Make an exact copy of the records, with the images left out.

Collection entries:
____

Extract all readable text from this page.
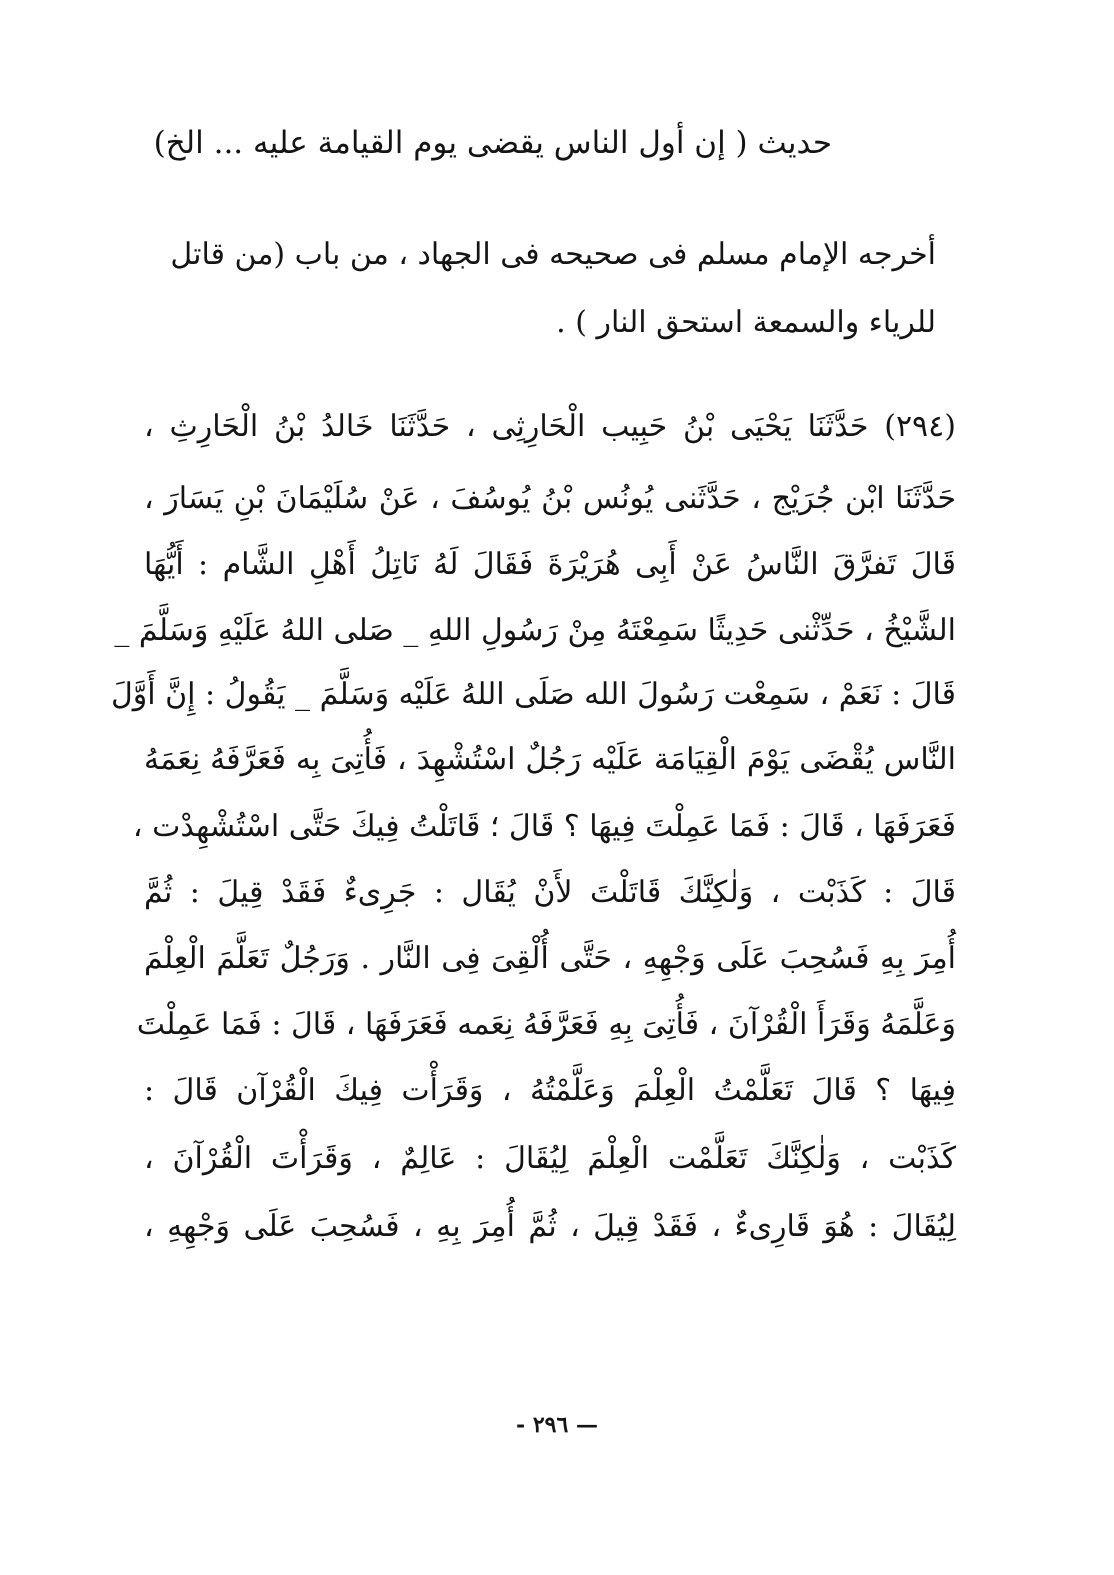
حديث ( إن أول الناس يقضى يوم القيامة عليه ... الخ)
أخرجه الإمام مسلم فى صحيحه فى الجهاد ، من باب (من قاتل
للرياء والسمعة استحق النار ) .
(٢٩٤) حَدَّثَنَا يَحْيَى بْنُ حَبِيب الْحَارِثِى ، حَدَّثَنَا خَالدُ بْنُ الْحَارِثِ ،
حَدَّثَنَا ابْن جُرَيْج ، حَدَّثَنى يُونُس بْنُ يُوسُفَ ، عَنْ سُلَيْمَانَ بْنِ يَسَارَ ،
قَالَ تَفرَّقَ النَّاسُ عَنْ أَبِى هُرَيْرَةَ فَقَالَ لَهُ نَاتِلُ أَهْلِ الشَّام : أَيُّهَا
الشَّيْخُ ، حَدِّثْنى حَدِيثًا سَمِعْتَهُ مِنْ رَسُولِ اللهِ _ صَلى اللهُ عَلَيْهِ وَسَلَّمَ _
قَالَ : نَعَمْ ، سَمِعْت رَسُولَ الله صَلَى اللهُ عَلَيْه وَسَلَّمَ _ يَقُولُ : إِنَّ أَوَّلَ
النَّاس يُقْضَى يَوْمَ الْقِيَامَة عَلَيْه رَجُلٌ اسْتُشْهِدَ ، فَأُتِىَ بِه فَعَرَّفَهُ نِعَمَهُ
فَعَرَفَهَا ، قَالَ : فَمَا عَمِلْتَ فِيهَا ؟ قَالَ ؛ قَاتَلْتُ فِيكَ حَتَّى اسْتُشْهِدْت ،
قَالَ : كَذَبْت ، وَلٰكِنَّكَ قَاتَلْتَ لأَنْ يُقَال : جَرِىءٌ فَقَدْ قِيلَ : ثُمَّ
أُمِرَ بِهِ فَسُحِبَ عَلَى وَجْهِهِ ، حَتَّى أُلْقِىَ فِى النَّار . وَرَجُلٌ تَعَلَّمَ الْعِلْمَ
وَعَلَّمَهُ وَقَرَأَ الْقُرْآنَ ، فَأُتِىَ بِهِ فَعَرَّفَهُ نِعَمه فَعَرَفَهَا ، قَالَ : فَمَا عَمِلْتَ
فِيهَا ؟ قَالَ تَعَلَّمْتُ الْعِلْمَ وَعَلَّمْتُهُ ، وَقَرَأْت فِيكَ الْقُرْآن قَالَ :
كَذَبْت ، وَلٰكِنَّكَ تَعَلَّمْت الْعِلْمَ لِيُقَالَ : عَالِمٌ ، وَقَرَأْتَ الْقُرْآنَ ،
لِيُقَالَ : هُوَ قَارِىءٌ ، فَقَدْ قِيلَ ، ثُمَّ أُمِرَ بِهِ ، فَسُحِبَ عَلَى وَجْهِهِ ،
— ٢٩٦ -
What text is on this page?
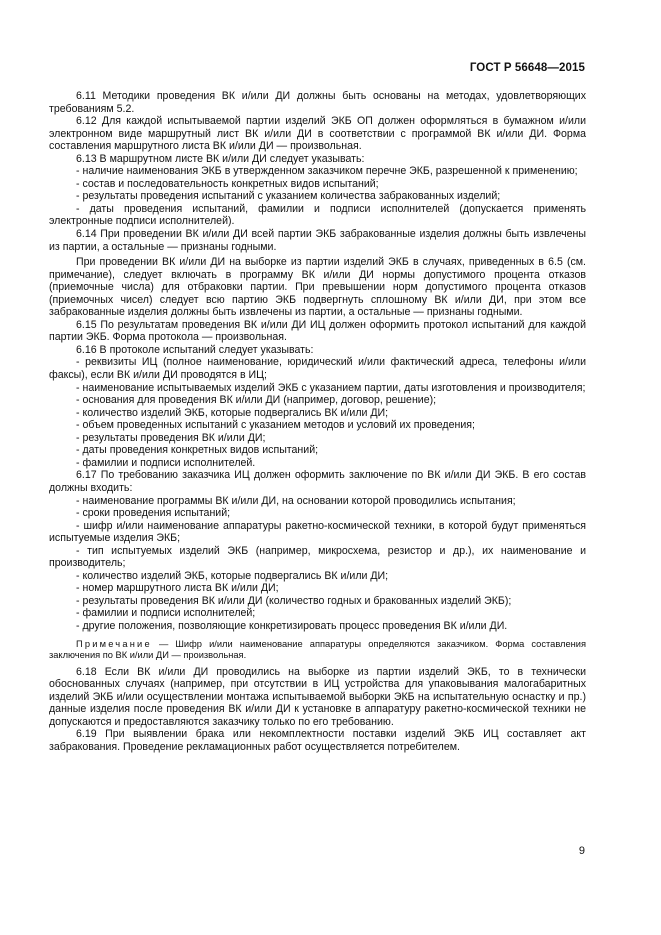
ГОСТ Р 56648—2015

6.11 Методики проведения ВК и/или ДИ должны быть основаны на методах, удовлетворяющих требованиям 5.2.

6.12 Для каждой испытываемой партии изделий ЭКБ ОП должен оформляться в бумажном и/или электронном виде маршрутный лист ВК и/или ДИ в соответствии с программой ВК и/или ДИ. Форма составления маршрутного листа ВК и/или ДИ — произвольная.

6.13 В маршрутном листе ВК и/или ДИ следует указывать:

- наличие наименования ЭКБ в утвержденном заказчиком перечне ЭКБ, разрешенной к применению;

- состав и последовательность конкретных видов испытаний;

- результаты проведения испытаний с указанием количества забракованных изделий;

- даты проведения испытаний, фамилии и подписи исполнителей (допускается применять электронные подписи исполнителей).

6.14 При проведении ВК и/или ДИ всей партии ЭКБ забракованные изделия должны быть извлечены из партии, а остальные — признаны годными.

При проведении ВК и/или ДИ на выборке из партии изделий ЭКБ в случаях, приведенных в 6.5 (см. примечание), следует включать в программу ВК и/или ДИ нормы допустимого процента отказов (приемочные числа) для отбраковки партии. При превышении норм допустимого процента отказов (приемочных чисел) следует всю партию ЭКБ подвергнуть сплошному ВК и/или ДИ, при этом все забракованные изделия должны быть извлечены из партии, а остальные — признаны годными.

6.15 По результатам проведения ВК и/или ДИ ИЦ должен оформить протокол испытаний для каждой партии ЭКБ. Форма протокола — произвольная.

6.16 В протоколе испытаний следует указывать:

- реквизиты ИЦ (полное наименование, юридический и/или фактический адреса, телефоны и/или факсы), если ВК и/или ДИ проводятся в ИЦ;

- наименование испытываемых изделий ЭКБ с указанием партии, даты изготовления и производителя;

- основания для проведения ВК и/или ДИ (например, договор, решение);

- количество изделий ЭКБ, которые подвергались ВК и/или ДИ;

- объем проведенных испытаний с указанием методов и условий их проведения;

- результаты проведения ВК и/или ДИ;

- даты проведения конкретных видов испытаний;

- фамилии и подписи исполнителей.

6.17 По требованию заказчика ИЦ должен оформить заключение по ВК и/или ДИ ЭКБ. В его состав должны входить:

- наименование программы ВК и/или ДИ, на основании которой проводились испытания;

- сроки проведения испытаний;

- шифр и/или наименование аппаратуры ракетно-космической техники, в которой будут применяться испытуемые изделия ЭКБ;

- тип испытуемых изделий ЭКБ (например, микросхема, резистор и др.), их наименование и производитель;

- количество изделий ЭКБ, которые подвергались ВК и/или ДИ;

- номер маршрутного листа ВК и/или ДИ;

- результаты проведения ВК и/или ДИ (количество годных и бракованных изделий ЭКБ);

- фамилии и подписи исполнителей;

- другие положения, позволяющие конкретизировать процесс проведения ВК и/или ДИ.

Примечание — Шифр и/или наименование аппаратуры определяются заказчиком. Форма составления заключения по ВК и/или ДИ — произвольная.

6.18 Если ВК и/или ДИ проводились на выборке из партии изделий ЭКБ, то в технически обоснованных случаях (например, при отсутствии в ИЦ устройства для упаковывания малогабаритных изделий ЭКБ и/или осуществлении монтажа испытываемой выборки ЭКБ на испытательную оснастку и пр.) данные изделия после проведения ВК и/или ДИ к установке в аппаратуру ракетно-космической техники не допускаются и предоставляются заказчику только по его требованию.

6.19 При выявлении брака или некомплектности поставки изделий ЭКБ ИЦ составляет акт забракования. Проведение рекламационных работ осуществляется потребителем.

9
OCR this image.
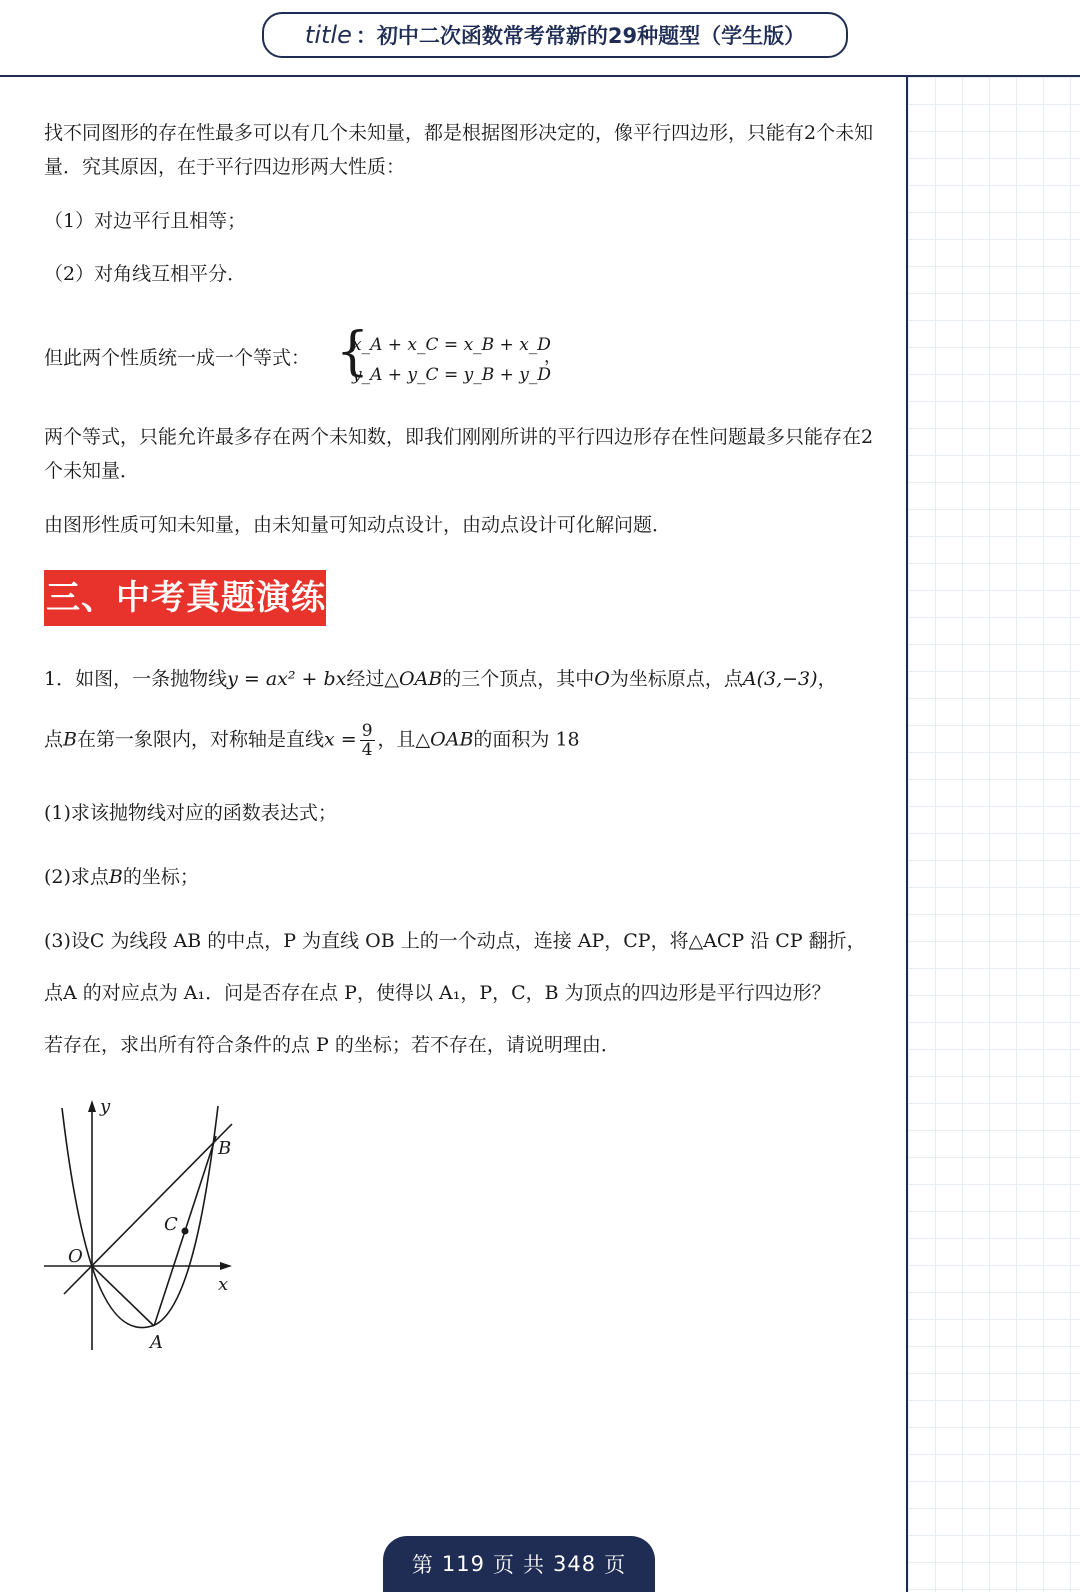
title ：初中二次函数常考常新的29种题型（学生版）
找不同图形的存在性最多可以有几个未知量，都是根据图形决定的，像平行四边形，只能有2个未知量．究其原因，在于平行四边形两大性质：
（1）对边平行且相等；
（2）对角线互相平分．
但此两个性质统一成一个等式： {
x_A + x_C = x_B + x_D
y_A + y_C = y_B + y_D
，
两个等式，只能允许最多存在两个未知数，即我们刚刚所讲的平行四边形存在性问题最多只能存在2个未知量．
由图形性质可知未知量，由未知量可知动点设计，由动点设计可化解问题．
三、中考真题演练
1．如图，一条抛物线y = ax² + bx经过△OAB的三个顶点，其中O为坐标原点，点A(3,−3)，
点B在第一象限内，对称轴是直线$x = \frac{9}{4}$ ，且△OAB的面积为 18
(1)求该抛物线对应的函数表达式；
(2)求点B的坐标；
(3)设C 为线段 AB 的中点，P 为直线 OB 上的一个动点，连接 AP，CP，将△ACP 沿 CP 翻折，
点A 的对应点为 A₁．问是否存在点 P，使得以 A₁，P，C，B 为顶点的四边形是平行四边形？
若存在，求出所有符合条件的点 P 的坐标；若不存在，请说明理由．
y
x
O
A
B
C
第 119 页 共 348 页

____

- **SOLUTION TO THIS TASK**:
Extract all readable text from this page.
حديث ( إن أول الناس يقضى يوم القيامة عليه ... الخ)
أخرجه الإمام مسلم فى صحيحه فى الجهاد ، من باب (من قاتل
للرياء والسمعة استحق النار ) .
(٢٩٤) حَدَّثَنَا يَحْيَى بْنُ حَبِيب الْحَارِثِى ، حَدَّثَنَا خَالدُ بْنُ الْحَارِثِ ،
حَدَّثَنَا ابْن جُرَيْج ، حَدَّثَنى يُونُس بْنُ يُوسُفَ ، عَنْ سُلَيْمَانَ بْنِ يَسَارَ ،
قَالَ تَفرَّقَ النَّاسُ عَنْ أَبِى هُرَيْرَةَ فَقَالَ لَهُ نَاتِلُ أَهْلِ الشَّام : أَيُّهَا
الشَّيْخُ ، حَدِّثْنى حَدِيثًا سَمِعْتَهُ مِنْ رَسُولِ اللهِ _ صَلى اللهُ عَلَيْهِ وَسَلَّمَ _
قَالَ : نَعَمْ ، سَمِعْت رَسُولَ الله صَلَى اللهُ عَلَيْه وَسَلَّمَ _ يَقُولُ : إِنَّ أَوَّلَ
النَّاس يُقْضَى يَوْمَ الْقِيَامَة عَلَيْه رَجُلٌ اسْتُشْهِدَ ، فَأُتِىَ بِه فَعَرَّفَهُ نِعَمَهُ
فَعَرَفَهَا ، قَالَ : فَمَا عَمِلْتَ فِيهَا ؟ قَالَ ؛ قَاتَلْتُ فِيكَ حَتَّى اسْتُشْهِدْت ،
قَالَ : كَذَبْت ، وَلٰكِنَّكَ قَاتَلْتَ لأَنْ يُقَال : جَرِىءٌ فَقَدْ قِيلَ : ثُمَّ
أُمِرَ بِهِ فَسُحِبَ عَلَى وَجْهِهِ ، حَتَّى أُلْقِىَ فِى النَّار . وَرَجُلٌ تَعَلَّمَ الْعِلْمَ
وَعَلَّمَهُ وَقَرَأَ الْقُرْآنَ ، فَأُتِىَ بِهِ فَعَرَّفَهُ نِعَمه فَعَرَفَهَا ، قَالَ : فَمَا عَمِلْتَ
فِيهَا ؟ قَالَ تَعَلَّمْتُ الْعِلْمَ وَعَلَّمْتُهُ ، وَقَرَأْت فِيكَ الْقُرْآن قَالَ :
كَذَبْت ، وَلٰكِنَّكَ تَعَلَّمْت الْعِلْمَ لِيُقَالَ : عَالِمٌ ، وَقَرَأْتَ الْقُرْآنَ ،
لِيُقَالَ : هُوَ قَارِىءٌ ، فَقَدْ قِيلَ ، ثُمَّ أُمِرَ بِهِ ، فَسُحِبَ عَلَى وَجْهِهِ ،
— ٢٩٦ -
What text is on this page?
ГОСТ Р 56648—2015

6.11 Методики проведения ВК и/или ДИ должны быть основаны на методах, удовлетворяющих требованиям 5.2.

6.12 Для каждой испытываемой партии изделий ЭКБ ОП должен оформляться в бумажном и/или электронном виде маршрутный лист ВК и/или ДИ в соответствии с программой ВК и/или ДИ. Форма составления маршрутного листа ВК и/или ДИ — произвольная.

6.13 В маршрутном листе ВК и/или ДИ следует указывать:

- наличие наименования ЭКБ в утвержденном заказчиком перечне ЭКБ, разрешенной к применению;

- состав и последовательность конкретных видов испытаний;

- результаты проведения испытаний с указанием количества забракованных изделий;

- даты проведения испытаний, фамилии и подписи исполнителей (допускается применять электронные подписи исполнителей).

6.14 При проведении ВК и/или ДИ всей партии ЭКБ забракованные изделия должны быть извлечены из партии, а остальные — признаны годными.

При проведении ВК и/или ДИ на выборке из партии изделий ЭКБ в случаях, приведенных в 6.5 (см. примечание), следует включать в программу ВК и/или ДИ нормы допустимого процента отказов (приемочные числа) для отбраковки партии. При превышении норм допустимого процента отказов (приемочных чисел) следует всю партию ЭКБ подвергнуть сплошному ВК и/или ДИ, при этом все забракованные изделия должны быть извлечены из партии, а остальные — признаны годными.

6.15 По результатам проведения ВК и/или ДИ ИЦ должен оформить протокол испытаний для каждой партии ЭКБ. Форма протокола — произвольная.

6.16 В протоколе испытаний следует указывать:

- реквизиты ИЦ (полное наименование, юридический и/или фактический адреса, телефоны и/или факсы), если ВК и/или ДИ проводятся в ИЦ;

- наименование испытываемых изделий ЭКБ с указанием партии, даты изготовления и производителя;

- основания для проведения ВК и/или ДИ (например, договор, решение);

- количество изделий ЭКБ, которые подвергались ВК и/или ДИ;

- объем проведенных испытаний с указанием методов и условий их проведения;

- результаты проведения ВК и/или ДИ;

- даты проведения конкретных видов испытаний;

- фамилии и подписи исполнителей.

6.17 По требованию заказчика ИЦ должен оформить заключение по ВК и/или ДИ ЭКБ. В его состав должны входить:

- наименование программы ВК и/или ДИ, на основании которой проводились испытания;

- сроки проведения испытаний;

- шифр и/или наименование аппаратуры ракетно-космической техники, в которой будут применяться испытуемые изделия ЭКБ;

- тип испытуемых изделий ЭКБ (например, микросхема, резистор и др.), их наименование и производитель;

- количество изделий ЭКБ, которые подвергались ВК и/или ДИ;

- номер маршрутного листа ВК и/или ДИ;

- результаты проведения ВК и/или ДИ (количество годных и бракованных изделий ЭКБ);

- фамилии и подписи исполнителей;

- другие положения, позволяющие конкретизировать процесс проведения ВК и/или ДИ.

Примечание — Шифр и/или наименование аппаратуры определяются заказчиком. Форма составления заключения по ВК и/или ДИ — произвольная.

6.18 Если ВК и/или ДИ проводились на выборке из партии изделий ЭКБ, то в технически обоснованных случаях (например, при отсутствии в ИЦ устройства для упаковывания малогабаритных изделий ЭКБ и/или осуществлении монтажа испытываемой выборки ЭКБ на испытательную оснастку и пр.) данные изделия после проведения ВК и/или ДИ к установке в аппаратуру ракетно-космической техники не допускаются и предоставляются заказчику только по его требованию.

6.19 При выявлении брака или некомплектности поставки изделий ЭКБ ИЦ составляет акт забракования. Проведение рекламационных работ осуществляется потребителем.

9
OCR this image.
title ：初中二次函数常考常新的29种题型（学生版）
找不同图形的存在性最多可以有几个未知量，都是根据图形决定的，像平行四边形，只能有2个未知量．究其原因，在于平行四边形两大性质：
（1）对边平行且相等；
（2）对角线互相平分．
但此两个性质统一成一个等式： {
x_A + x_C = x_B + x_D
y_A + y_C = y_B + y_D
，
两个等式，只能允许最多存在两个未知数，即我们刚刚所讲的平行四边形存在性问题最多只能存在2个未知量．
由图形性质可知未知量，由未知量可知动点设计，由动点设计可化解问题．
三、中考真题演练
1．如图，一条抛物线y = ax² + bx经过△OAB的三个顶点，其中O为坐标原点，点A(3,−3)，
点B在第一象限内，对称轴是直线$x = \frac{9}{4}$ ，且△OAB的面积为 18
(1)求该抛物线对应的函数表达式；
(2)求点B的坐标；
(3)设C 为线段 AB 的中点，P 为直线 OB 上的一个动点，连接 AP，CP，将△ACP 沿 CP 翻折，
点A 的对应点为 A₁．问是否存在点 P，使得以 A₁，P，C，B 为顶点的四边形是平行四边形？
若存在，求出所有符合条件的点 P 的坐标；若不存在，请说明理由．
y
x
O
A
B
C
第 119 页 共 348 页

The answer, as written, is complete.